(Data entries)
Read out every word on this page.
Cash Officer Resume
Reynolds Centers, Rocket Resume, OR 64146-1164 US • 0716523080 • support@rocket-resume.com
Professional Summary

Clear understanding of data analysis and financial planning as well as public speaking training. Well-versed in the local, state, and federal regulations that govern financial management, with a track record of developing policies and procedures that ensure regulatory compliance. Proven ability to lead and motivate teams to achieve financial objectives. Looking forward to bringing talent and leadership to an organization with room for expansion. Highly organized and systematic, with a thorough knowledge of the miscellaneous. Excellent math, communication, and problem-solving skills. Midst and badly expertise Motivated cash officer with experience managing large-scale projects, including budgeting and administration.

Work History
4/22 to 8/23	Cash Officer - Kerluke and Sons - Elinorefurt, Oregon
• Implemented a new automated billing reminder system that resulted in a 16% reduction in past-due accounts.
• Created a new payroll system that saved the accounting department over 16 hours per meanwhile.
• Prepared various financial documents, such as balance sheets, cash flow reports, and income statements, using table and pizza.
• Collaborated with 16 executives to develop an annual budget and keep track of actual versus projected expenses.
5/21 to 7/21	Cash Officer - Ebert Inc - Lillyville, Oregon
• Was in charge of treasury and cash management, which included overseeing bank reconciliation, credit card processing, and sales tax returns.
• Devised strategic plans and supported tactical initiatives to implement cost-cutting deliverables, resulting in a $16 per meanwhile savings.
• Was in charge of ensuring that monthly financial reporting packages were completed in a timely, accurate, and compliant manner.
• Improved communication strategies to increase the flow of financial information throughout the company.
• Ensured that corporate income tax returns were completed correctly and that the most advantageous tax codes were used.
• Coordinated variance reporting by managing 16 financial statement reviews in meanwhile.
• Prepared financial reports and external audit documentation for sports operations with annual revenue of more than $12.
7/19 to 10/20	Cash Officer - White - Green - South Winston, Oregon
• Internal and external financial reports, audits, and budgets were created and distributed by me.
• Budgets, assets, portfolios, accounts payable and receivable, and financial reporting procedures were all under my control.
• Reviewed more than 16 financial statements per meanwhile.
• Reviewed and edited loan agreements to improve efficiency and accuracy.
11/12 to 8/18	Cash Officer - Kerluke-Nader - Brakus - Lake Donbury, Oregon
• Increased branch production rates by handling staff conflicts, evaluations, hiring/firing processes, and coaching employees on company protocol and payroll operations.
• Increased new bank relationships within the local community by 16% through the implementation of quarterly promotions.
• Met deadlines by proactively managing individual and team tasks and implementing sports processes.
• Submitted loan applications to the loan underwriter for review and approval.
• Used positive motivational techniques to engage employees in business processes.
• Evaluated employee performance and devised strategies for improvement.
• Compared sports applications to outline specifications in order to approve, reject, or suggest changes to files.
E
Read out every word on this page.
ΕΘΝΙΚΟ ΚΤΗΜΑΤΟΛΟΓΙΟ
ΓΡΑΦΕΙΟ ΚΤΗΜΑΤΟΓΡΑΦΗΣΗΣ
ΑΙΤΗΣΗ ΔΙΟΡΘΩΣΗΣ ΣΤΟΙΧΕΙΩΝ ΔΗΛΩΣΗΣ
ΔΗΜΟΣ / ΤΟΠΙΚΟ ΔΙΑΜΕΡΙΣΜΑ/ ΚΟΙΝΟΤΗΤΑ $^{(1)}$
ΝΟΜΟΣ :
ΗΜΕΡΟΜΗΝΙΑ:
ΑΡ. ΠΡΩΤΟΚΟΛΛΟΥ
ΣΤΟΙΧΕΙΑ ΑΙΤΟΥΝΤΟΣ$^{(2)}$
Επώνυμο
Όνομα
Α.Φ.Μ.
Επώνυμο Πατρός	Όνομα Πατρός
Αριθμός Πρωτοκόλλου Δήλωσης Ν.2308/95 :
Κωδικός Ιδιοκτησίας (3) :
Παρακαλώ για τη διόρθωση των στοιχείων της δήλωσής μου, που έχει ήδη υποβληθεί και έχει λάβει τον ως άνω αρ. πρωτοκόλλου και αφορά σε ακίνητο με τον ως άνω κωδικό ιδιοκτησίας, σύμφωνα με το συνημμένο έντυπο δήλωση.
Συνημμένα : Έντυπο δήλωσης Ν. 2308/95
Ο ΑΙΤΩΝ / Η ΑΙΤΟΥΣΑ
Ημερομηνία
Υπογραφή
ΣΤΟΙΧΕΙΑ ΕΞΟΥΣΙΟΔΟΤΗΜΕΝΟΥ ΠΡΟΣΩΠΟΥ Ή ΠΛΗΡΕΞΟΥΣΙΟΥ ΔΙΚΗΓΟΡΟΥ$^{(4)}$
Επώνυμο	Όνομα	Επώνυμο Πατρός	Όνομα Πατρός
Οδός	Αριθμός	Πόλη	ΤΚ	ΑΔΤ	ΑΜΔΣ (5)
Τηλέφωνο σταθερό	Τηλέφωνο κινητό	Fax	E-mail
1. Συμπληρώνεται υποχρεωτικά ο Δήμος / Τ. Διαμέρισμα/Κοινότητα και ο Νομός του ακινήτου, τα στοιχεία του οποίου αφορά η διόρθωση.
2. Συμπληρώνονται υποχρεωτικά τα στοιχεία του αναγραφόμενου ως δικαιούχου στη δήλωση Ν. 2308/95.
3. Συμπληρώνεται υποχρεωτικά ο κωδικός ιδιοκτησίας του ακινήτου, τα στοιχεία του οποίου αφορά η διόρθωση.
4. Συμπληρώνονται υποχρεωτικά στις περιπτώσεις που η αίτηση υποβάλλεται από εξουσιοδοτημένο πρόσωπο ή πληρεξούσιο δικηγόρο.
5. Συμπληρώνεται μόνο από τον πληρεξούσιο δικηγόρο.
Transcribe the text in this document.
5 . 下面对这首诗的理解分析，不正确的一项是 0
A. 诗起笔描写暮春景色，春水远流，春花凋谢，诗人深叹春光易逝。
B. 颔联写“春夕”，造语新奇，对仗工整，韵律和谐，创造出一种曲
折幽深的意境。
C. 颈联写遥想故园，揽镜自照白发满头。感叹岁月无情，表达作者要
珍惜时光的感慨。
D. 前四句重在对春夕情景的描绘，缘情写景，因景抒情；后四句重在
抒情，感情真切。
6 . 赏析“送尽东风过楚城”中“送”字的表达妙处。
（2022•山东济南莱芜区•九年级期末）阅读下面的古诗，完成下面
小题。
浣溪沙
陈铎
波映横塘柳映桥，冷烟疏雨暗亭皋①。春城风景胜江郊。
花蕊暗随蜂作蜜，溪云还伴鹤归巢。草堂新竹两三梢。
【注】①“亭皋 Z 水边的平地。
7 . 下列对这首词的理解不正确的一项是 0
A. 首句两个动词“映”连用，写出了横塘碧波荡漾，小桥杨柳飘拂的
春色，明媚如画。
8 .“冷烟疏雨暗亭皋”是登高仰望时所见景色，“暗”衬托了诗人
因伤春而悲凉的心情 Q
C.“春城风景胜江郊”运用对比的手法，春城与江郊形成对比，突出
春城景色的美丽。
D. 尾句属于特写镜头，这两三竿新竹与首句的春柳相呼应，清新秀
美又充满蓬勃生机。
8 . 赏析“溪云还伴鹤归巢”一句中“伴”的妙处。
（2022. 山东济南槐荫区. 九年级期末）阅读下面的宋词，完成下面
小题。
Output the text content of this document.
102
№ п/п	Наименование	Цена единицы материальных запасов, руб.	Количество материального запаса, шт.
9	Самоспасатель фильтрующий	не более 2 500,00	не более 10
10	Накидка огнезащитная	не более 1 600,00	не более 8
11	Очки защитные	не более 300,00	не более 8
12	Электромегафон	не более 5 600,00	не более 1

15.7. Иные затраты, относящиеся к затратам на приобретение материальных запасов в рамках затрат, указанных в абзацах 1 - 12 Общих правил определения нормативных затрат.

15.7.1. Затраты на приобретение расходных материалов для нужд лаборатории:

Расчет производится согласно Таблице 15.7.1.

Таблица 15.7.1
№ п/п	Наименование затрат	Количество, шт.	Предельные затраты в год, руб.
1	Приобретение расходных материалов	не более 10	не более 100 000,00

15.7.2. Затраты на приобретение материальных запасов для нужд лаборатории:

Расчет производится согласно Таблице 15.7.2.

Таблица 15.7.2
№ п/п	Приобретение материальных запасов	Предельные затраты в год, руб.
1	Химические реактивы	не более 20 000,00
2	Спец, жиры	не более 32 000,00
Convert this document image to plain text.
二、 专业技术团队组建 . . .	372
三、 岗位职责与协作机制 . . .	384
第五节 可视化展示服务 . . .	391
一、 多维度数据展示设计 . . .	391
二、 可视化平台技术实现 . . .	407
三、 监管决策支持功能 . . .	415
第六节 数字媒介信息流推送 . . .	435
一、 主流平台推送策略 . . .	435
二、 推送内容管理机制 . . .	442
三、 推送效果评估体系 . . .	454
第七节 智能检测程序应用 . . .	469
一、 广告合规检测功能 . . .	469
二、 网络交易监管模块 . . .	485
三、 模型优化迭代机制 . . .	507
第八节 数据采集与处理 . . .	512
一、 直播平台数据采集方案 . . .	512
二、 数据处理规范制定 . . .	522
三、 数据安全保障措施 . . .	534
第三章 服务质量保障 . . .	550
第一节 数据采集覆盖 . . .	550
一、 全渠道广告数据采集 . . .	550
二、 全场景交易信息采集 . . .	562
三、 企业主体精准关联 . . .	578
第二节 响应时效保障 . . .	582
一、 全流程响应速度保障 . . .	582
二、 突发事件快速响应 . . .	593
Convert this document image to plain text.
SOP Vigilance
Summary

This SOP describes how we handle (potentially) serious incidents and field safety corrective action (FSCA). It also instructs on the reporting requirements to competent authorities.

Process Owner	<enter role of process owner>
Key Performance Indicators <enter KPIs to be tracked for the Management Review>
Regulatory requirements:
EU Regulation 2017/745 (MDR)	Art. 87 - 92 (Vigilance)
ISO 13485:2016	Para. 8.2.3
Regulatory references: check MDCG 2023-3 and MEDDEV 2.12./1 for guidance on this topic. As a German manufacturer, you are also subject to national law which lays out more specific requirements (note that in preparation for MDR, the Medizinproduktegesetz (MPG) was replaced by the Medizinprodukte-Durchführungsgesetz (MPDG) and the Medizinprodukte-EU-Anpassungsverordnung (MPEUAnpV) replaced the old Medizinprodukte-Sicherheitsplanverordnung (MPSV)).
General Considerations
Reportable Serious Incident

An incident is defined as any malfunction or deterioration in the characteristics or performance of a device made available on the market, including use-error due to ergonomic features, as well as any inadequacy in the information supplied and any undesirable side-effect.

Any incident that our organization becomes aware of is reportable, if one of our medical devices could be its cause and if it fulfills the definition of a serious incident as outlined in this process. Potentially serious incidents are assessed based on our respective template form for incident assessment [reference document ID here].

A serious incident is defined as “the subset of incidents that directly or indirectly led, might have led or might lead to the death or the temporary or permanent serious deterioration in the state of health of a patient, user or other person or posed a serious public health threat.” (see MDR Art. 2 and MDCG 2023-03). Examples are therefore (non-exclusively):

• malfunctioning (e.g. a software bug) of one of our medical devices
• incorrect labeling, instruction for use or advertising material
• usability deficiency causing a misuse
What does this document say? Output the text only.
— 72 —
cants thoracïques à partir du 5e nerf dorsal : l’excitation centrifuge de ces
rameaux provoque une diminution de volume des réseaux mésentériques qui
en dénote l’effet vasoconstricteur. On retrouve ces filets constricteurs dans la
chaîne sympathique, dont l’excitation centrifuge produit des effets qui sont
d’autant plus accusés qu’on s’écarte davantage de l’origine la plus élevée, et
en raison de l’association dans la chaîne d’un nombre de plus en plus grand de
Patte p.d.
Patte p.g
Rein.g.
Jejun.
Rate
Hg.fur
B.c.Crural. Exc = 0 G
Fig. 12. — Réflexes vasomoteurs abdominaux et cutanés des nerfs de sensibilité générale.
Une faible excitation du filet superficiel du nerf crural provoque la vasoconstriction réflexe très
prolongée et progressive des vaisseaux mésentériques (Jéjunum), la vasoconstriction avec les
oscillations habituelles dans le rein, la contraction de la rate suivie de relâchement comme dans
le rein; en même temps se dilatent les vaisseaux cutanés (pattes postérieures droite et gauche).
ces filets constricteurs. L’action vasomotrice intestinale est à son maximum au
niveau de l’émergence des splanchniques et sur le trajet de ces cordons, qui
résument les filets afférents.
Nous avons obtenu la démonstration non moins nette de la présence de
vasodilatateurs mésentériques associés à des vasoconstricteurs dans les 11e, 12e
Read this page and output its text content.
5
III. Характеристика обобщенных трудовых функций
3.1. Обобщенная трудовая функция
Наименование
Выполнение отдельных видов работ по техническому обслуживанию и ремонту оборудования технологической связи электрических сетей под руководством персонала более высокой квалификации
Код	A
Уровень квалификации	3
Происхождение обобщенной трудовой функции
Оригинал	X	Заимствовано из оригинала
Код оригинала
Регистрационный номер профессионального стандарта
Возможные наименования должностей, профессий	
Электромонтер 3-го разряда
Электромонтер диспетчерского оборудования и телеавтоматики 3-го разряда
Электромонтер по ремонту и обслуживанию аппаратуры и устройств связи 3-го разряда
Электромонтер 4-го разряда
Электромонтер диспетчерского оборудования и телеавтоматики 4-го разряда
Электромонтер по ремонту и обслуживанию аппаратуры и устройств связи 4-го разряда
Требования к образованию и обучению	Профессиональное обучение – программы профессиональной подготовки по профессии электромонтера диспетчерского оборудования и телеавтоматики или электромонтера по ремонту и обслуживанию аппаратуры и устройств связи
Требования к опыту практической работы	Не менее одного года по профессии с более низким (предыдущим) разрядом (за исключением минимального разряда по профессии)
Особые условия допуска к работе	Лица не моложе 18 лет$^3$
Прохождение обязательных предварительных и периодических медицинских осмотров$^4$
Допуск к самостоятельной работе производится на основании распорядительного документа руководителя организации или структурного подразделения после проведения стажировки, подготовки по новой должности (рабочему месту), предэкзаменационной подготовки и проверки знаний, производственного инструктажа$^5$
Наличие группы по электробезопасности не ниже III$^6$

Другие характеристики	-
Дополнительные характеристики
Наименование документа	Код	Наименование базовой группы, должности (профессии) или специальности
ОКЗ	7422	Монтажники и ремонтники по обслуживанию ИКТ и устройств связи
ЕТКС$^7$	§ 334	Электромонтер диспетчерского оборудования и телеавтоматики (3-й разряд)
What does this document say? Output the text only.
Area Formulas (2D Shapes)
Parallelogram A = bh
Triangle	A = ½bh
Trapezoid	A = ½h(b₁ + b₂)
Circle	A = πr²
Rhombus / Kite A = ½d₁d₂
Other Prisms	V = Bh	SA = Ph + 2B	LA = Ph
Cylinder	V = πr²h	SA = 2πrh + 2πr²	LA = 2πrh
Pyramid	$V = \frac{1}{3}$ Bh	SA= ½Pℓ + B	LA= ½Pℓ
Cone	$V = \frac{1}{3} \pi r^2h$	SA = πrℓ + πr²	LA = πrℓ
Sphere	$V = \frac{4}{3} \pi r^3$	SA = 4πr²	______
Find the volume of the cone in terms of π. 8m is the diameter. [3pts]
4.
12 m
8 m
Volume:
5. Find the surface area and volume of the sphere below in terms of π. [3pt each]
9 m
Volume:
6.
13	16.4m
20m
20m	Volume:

## Exercise aim:
Look through the data above. Each line containing the word "which" needs to be copied.

## Full solution:
• Was in charge of treasury and cash management, which included overseeing bank reconciliation, credit card processing, and sales tax returns.
Regulatory references: check MDCG 2023-3 and MEDDEV 2.12./1 for guidance on this topic. As a German manufacturer, you are also subject to national law which lays out more specific requirements (note that in preparation for MDR, the Medizinproduktegesetz (MPG) was replaced by the Medizinprodukte-Durchführungsgesetz (MPDG) and the Medizinprodukte-EU-Anpassungsverordnung (MPEUAnpV) replaced the old Medizinprodukte-Sicherheitsplanverordnung (MPSV)).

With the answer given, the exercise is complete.